**EXERCISE REQUIREMENTS**
In the listing below, count the lines with "caracteres" and report only the figure.
start MATERIAL PROVIDED
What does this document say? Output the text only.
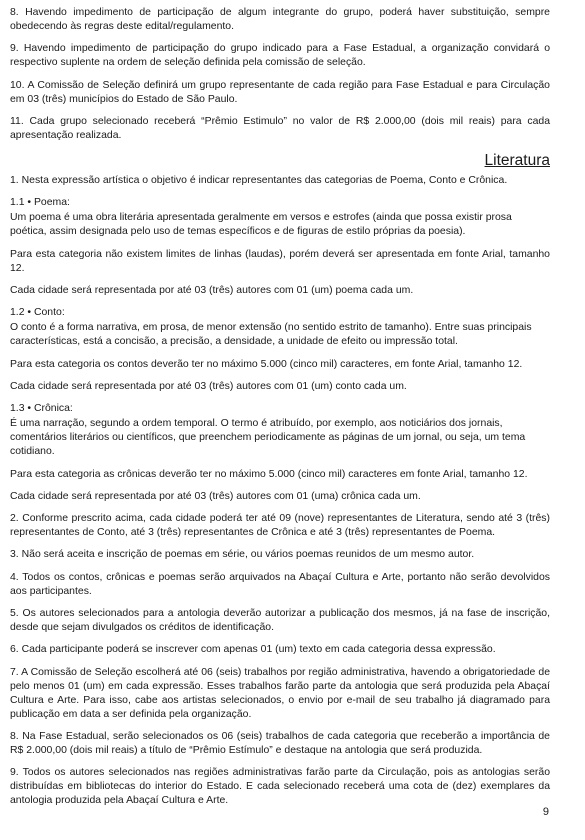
8. Havendo impedimento de participação de algum integrante do grupo, poderá haver substituição, sempre obedecendo às regras deste edital/regulamento.

9. Havendo impedimento de participação do grupo indicado para a Fase Estadual, a organização convidará o respectivo suplente na ordem de seleção definida pela comissão de seleção.

10. A Comissão de Seleção definirá um grupo representante de cada região para Fase Estadual e para Circulação em 03 (três) municípios do Estado de São Paulo.

11. Cada grupo selecionado receberá “Prêmio Estimulo” no valor de R$ 2.000,00 (dois mil reais) para cada apresentação realizada.

Literatura

1. Nesta expressão artística o objetivo é indicar representantes das categorias de Poema, Conto e Crônica.

1.1 • Poema:

Um poema é uma obra literária apresentada geralmente em versos e estrofes (ainda que possa existir prosa poética, assim designada pelo uso de temas específicos e de figuras de estilo próprias da poesia).

Para esta categoria não existem limites de linhas (laudas), porém deverá ser apresentada em fonte Arial, tamanho 12.

Cada cidade será representada por até 03 (três) autores com 01 (um) poema cada um.

1.2 • Conto:

O conto é a forma narrativa, em prosa, de menor extensão (no sentido estrito de tamanho). Entre suas principais características, está a concisão, a precisão, a densidade, a unidade de efeito ou impressão total.

Para esta categoria os contos deverão ter no máximo 5.000 (cinco mil) caracteres, em fonte Arial, tamanho 12.

Cada cidade será representada por até 03 (três) autores com 01 (um) conto cada um.

1.3 • Crônica:

É uma narração, segundo a ordem temporal. O termo é atribuído, por exemplo, aos noticiários dos jornais, comentários literários ou científicos, que preenchem periodicamente as páginas de um jornal, ou seja, um tema cotidiano.

Para esta categoria as crônicas deverão ter no máximo 5.000 (cinco mil) caracteres em fonte Arial, tamanho 12.

Cada cidade será representada por até 03 (três) autores com 01 (uma) crônica cada um.

2. Conforme prescrito acima, cada cidade poderá ter até 09 (nove) representantes de Literatura, sendo até 3 (três) representantes de Conto, até 3 (três) representantes de Crônica e até 3 (três) representantes de Poema.

3. Não será aceita e inscrição de poemas em série, ou vários poemas reunidos de um mesmo autor.

4. Todos os contos, crônicas e poemas serão arquivados na Abaçaí Cultura e Arte, portanto não serão devolvidos aos participantes.

5. Os autores selecionados para a antologia deverão autorizar a publicação dos mesmos, já na fase de inscrição, desde que sejam divulgados os créditos de identificação.

6. Cada participante poderá se inscrever com apenas 01 (um) texto em cada categoria dessa expressão.

7. A Comissão de Seleção escolherá até 06 (seis) trabalhos por região administrativa, havendo a obrigatoriedade de pelo menos 01 (um) em cada expressão. Esses trabalhos farão parte da antologia que será produzida pela Abaçaí Cultura e Arte. Para isso, cabe aos artistas selecionados, o envio por e-mail de seu trabalho já diagramado para publicação em data a ser definida pela organização.

8. Na Fase Estadual, serão selecionados os 06 (seis) trabalhos de cada categoria que receberão a importância de R$ 2.000,00 (dois mil reais) a título de “Prêmio Estímulo” e destaque na antologia que será produzida.

9. Todos os autores selecionados nas regiões administrativas farão parte da Circulação, pois as antologias serão distribuídas em bibliotecas do interior do Estado. E cada selecionado receberá uma cota de (dez) exemplares da antologia produzida pela Abaçaí Cultura e Arte.

9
end MATERIAL PROVIDED
**EXPECTED ANSWER**
2